Exercise brief
Say how many lines in the data below contain the word "motus", and give no other text.

Information provided
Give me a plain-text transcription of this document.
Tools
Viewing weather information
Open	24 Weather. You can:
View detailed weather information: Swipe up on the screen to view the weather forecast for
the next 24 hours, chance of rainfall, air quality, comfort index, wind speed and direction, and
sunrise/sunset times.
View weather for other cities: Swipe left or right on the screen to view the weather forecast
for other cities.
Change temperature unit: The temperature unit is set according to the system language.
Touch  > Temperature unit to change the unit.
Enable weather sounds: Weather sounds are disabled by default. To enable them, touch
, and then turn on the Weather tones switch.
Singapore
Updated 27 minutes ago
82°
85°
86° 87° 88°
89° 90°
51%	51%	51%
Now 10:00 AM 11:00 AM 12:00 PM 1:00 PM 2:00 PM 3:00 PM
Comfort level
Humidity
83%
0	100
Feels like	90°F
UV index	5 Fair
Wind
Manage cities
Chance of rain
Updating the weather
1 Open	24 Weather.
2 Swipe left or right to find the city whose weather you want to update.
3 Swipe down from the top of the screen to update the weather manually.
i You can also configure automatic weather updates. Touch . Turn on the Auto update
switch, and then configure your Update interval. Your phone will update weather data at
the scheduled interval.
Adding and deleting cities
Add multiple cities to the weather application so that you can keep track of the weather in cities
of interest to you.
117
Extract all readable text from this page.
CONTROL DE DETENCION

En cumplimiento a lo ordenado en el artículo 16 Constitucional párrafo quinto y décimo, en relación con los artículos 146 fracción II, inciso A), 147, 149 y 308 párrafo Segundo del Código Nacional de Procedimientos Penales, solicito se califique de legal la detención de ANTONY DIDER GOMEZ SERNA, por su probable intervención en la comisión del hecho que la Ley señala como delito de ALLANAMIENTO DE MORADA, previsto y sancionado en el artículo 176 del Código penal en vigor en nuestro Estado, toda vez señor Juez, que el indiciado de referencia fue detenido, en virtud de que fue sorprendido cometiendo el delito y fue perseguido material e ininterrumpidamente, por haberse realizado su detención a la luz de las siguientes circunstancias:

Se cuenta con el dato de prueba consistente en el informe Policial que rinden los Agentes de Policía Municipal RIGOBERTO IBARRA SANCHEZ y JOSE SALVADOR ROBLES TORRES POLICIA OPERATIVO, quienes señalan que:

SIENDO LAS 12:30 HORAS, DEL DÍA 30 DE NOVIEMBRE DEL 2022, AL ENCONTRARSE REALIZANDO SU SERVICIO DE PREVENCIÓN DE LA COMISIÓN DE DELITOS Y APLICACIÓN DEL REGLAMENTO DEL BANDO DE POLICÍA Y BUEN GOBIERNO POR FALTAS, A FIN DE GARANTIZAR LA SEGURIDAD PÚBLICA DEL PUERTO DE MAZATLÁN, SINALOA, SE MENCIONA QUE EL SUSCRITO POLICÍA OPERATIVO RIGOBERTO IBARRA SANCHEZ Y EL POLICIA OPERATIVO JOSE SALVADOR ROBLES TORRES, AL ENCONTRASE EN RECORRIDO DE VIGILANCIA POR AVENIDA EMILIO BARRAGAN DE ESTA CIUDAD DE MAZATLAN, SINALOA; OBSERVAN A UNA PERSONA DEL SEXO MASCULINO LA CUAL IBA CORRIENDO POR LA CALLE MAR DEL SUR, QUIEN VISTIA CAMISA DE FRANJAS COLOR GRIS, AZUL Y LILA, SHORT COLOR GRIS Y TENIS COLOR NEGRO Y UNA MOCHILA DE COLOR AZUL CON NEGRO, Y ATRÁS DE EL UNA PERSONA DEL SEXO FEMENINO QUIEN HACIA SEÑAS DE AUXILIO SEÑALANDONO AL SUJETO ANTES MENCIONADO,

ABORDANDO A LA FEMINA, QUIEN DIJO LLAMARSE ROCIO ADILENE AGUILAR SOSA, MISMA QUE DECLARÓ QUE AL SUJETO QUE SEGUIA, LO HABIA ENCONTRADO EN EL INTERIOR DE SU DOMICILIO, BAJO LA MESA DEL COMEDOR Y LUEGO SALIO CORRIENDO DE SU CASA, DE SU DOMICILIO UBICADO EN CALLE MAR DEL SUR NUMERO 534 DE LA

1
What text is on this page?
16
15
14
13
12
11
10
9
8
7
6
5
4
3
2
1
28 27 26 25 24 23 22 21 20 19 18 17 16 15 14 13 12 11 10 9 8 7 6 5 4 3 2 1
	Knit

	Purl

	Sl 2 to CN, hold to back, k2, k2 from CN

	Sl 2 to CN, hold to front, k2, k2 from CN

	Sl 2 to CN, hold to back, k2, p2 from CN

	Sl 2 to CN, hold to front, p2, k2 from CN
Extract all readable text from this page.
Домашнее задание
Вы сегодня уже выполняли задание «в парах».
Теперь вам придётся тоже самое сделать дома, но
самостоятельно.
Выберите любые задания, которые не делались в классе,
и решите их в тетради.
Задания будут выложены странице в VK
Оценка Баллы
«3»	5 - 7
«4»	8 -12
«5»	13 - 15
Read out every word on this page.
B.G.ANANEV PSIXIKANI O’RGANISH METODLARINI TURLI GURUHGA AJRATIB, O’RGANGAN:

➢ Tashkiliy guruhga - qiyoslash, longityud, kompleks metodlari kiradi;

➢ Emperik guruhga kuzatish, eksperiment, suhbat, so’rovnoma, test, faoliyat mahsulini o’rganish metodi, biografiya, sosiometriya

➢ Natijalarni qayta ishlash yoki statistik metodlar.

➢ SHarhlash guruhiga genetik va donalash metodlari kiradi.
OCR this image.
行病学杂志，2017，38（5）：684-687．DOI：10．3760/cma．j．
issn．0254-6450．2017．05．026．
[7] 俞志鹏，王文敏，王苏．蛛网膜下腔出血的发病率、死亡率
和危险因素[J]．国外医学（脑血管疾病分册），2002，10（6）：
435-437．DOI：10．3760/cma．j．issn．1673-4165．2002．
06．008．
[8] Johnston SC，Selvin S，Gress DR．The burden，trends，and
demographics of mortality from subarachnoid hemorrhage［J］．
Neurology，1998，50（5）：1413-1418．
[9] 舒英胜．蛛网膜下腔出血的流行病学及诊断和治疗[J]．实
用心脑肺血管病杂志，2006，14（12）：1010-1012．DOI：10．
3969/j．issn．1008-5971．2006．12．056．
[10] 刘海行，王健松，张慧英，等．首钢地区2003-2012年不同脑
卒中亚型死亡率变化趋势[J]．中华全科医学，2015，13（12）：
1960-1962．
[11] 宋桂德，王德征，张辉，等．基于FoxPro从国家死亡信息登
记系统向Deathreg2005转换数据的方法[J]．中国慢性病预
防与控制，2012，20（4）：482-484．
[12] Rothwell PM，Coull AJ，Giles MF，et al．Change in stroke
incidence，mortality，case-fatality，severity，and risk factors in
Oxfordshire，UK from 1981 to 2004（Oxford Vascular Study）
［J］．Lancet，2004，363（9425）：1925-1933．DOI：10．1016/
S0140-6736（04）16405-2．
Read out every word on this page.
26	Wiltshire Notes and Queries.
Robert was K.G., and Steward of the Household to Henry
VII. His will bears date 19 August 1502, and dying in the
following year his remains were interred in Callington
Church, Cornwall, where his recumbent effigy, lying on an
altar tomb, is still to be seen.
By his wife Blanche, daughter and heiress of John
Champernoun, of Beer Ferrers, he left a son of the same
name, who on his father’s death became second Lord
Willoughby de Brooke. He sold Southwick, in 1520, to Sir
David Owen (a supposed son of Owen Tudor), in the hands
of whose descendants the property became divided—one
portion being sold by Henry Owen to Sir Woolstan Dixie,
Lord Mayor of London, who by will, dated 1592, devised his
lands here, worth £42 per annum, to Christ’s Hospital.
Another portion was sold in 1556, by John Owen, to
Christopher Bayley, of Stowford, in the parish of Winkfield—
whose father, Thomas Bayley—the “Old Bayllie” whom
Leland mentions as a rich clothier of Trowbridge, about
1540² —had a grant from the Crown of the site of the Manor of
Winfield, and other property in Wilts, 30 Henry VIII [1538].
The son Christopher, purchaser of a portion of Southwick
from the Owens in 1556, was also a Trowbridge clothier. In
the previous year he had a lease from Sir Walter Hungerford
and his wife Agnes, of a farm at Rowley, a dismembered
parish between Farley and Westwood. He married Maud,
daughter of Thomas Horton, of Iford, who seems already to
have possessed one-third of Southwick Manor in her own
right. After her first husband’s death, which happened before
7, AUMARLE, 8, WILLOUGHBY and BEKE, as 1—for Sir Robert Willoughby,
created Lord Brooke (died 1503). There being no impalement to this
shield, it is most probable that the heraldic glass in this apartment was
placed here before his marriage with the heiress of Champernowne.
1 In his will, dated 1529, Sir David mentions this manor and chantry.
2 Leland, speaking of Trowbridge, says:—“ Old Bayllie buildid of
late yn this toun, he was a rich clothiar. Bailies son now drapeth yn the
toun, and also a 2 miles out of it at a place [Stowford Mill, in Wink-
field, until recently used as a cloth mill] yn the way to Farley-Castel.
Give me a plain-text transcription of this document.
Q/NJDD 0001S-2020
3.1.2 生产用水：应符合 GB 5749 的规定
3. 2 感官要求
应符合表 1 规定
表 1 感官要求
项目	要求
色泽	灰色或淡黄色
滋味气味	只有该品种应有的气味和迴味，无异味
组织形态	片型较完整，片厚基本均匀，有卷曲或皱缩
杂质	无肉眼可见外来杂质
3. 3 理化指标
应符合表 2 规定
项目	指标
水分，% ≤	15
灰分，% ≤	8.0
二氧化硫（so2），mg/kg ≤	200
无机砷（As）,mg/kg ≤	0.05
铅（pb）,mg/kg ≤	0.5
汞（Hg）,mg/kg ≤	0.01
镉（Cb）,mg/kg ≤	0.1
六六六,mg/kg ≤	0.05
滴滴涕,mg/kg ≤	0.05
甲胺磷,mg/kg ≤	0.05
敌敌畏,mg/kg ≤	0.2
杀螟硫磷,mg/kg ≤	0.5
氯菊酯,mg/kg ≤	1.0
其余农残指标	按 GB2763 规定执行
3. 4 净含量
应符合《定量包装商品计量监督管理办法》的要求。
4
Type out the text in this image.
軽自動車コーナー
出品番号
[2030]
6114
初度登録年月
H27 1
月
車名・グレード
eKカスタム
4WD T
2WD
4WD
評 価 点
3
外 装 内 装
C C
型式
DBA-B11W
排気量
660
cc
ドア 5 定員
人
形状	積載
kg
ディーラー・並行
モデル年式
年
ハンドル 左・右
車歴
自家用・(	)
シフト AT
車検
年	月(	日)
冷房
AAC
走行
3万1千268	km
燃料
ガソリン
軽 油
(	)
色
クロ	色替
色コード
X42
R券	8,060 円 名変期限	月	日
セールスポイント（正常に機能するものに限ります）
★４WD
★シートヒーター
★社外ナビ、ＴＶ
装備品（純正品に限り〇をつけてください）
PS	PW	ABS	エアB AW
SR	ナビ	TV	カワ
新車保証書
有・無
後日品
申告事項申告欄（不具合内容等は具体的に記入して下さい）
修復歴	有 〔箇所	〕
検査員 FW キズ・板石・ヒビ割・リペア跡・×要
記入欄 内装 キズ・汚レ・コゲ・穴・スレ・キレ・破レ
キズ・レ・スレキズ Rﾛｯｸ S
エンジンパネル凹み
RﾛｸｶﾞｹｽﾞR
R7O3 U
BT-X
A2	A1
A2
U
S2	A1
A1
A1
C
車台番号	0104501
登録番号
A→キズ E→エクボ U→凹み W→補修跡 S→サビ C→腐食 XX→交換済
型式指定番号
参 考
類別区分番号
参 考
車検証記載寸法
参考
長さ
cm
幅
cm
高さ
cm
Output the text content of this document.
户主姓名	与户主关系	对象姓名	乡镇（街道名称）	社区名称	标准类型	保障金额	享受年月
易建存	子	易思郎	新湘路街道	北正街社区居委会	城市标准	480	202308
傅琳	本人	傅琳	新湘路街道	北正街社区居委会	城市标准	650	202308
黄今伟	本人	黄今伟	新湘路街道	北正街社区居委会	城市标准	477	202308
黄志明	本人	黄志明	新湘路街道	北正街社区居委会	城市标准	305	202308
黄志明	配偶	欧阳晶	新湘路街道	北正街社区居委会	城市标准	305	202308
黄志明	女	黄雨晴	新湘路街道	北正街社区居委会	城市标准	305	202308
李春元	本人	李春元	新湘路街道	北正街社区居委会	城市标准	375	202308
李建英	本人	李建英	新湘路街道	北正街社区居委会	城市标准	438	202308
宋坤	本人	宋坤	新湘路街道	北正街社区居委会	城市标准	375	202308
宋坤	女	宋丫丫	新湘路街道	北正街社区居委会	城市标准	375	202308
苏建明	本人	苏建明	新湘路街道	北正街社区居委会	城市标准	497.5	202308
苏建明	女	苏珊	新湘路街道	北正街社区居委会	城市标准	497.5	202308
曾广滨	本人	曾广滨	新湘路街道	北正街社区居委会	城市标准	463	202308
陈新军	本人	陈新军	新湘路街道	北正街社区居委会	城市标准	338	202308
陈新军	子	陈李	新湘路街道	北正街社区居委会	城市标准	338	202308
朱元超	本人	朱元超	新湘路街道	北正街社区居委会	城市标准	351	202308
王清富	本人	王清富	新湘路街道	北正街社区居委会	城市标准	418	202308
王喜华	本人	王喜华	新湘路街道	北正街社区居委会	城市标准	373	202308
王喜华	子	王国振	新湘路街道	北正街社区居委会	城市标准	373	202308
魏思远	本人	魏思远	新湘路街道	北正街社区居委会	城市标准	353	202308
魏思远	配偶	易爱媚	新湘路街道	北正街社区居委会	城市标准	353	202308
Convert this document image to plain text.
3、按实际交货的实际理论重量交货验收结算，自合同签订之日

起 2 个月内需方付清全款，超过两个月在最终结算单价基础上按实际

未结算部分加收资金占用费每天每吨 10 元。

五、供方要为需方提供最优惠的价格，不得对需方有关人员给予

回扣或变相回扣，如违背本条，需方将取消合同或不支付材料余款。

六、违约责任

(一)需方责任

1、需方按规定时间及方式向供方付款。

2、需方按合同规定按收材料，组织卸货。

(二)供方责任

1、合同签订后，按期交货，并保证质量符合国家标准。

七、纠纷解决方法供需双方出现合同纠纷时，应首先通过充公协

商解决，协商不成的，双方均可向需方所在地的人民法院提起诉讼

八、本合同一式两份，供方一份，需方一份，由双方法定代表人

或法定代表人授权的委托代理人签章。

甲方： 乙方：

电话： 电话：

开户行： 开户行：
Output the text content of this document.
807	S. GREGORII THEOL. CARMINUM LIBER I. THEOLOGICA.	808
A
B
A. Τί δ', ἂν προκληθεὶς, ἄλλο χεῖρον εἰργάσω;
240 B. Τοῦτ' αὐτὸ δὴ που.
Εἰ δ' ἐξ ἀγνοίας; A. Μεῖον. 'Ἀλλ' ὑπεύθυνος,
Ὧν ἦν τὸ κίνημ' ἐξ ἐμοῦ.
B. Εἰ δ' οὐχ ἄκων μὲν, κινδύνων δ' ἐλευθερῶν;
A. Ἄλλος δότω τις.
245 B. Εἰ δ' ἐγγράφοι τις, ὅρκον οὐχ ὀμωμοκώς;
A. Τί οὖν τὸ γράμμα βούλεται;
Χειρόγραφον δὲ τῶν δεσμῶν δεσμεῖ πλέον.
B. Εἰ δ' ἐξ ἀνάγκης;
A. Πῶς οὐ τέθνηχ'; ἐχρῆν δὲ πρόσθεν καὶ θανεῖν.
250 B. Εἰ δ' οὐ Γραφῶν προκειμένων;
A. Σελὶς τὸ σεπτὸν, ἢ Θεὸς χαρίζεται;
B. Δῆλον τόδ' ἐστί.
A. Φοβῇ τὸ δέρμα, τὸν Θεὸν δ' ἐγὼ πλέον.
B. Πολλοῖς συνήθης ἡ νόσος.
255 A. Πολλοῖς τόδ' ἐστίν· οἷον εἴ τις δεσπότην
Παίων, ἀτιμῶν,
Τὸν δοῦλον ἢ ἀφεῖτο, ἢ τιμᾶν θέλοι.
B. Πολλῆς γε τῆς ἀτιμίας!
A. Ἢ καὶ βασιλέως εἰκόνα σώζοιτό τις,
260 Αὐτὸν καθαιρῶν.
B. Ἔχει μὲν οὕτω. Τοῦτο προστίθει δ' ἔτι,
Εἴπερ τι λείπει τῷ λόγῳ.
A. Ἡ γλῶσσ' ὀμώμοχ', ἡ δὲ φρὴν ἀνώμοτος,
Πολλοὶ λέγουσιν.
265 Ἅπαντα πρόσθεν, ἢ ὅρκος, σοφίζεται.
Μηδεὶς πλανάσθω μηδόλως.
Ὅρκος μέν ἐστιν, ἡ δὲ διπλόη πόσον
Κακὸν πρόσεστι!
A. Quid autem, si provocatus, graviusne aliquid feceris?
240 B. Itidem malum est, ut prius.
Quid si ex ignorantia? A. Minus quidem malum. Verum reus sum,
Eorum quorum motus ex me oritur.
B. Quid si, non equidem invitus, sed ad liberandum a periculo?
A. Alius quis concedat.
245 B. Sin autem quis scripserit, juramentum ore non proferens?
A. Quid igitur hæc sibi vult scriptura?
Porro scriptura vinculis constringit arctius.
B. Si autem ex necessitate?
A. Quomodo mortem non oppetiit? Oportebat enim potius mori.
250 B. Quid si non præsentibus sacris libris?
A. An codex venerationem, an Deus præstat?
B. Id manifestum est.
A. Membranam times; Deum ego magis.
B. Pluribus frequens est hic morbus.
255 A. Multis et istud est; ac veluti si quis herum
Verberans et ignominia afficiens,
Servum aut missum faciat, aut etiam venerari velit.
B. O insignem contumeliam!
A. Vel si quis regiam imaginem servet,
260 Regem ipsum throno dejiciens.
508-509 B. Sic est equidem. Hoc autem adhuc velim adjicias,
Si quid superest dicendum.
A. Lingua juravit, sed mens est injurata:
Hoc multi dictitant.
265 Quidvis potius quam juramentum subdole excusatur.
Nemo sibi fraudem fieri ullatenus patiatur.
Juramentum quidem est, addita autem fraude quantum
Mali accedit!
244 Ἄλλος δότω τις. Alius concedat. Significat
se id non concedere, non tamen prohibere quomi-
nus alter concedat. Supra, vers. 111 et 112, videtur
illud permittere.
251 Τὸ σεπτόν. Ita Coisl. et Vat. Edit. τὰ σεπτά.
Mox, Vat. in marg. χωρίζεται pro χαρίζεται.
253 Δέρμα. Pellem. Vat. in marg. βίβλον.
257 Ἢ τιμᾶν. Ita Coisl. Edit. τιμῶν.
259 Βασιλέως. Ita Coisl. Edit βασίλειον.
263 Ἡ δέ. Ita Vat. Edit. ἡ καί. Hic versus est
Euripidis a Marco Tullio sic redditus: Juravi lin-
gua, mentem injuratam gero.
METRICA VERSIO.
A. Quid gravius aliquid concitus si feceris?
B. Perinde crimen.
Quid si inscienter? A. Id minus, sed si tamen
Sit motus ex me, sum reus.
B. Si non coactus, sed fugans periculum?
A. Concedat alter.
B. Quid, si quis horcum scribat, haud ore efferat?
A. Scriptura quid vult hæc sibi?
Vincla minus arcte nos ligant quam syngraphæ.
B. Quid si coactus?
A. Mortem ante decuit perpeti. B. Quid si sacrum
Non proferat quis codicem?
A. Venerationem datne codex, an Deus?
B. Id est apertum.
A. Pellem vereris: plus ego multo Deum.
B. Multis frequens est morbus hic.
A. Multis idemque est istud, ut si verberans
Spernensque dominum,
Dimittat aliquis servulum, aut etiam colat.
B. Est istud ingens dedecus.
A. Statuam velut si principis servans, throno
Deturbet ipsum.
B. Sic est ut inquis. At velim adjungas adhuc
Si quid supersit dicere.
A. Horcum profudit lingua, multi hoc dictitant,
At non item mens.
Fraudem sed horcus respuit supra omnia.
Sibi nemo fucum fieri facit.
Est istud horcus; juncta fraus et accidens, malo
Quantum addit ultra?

Solution to the problem
2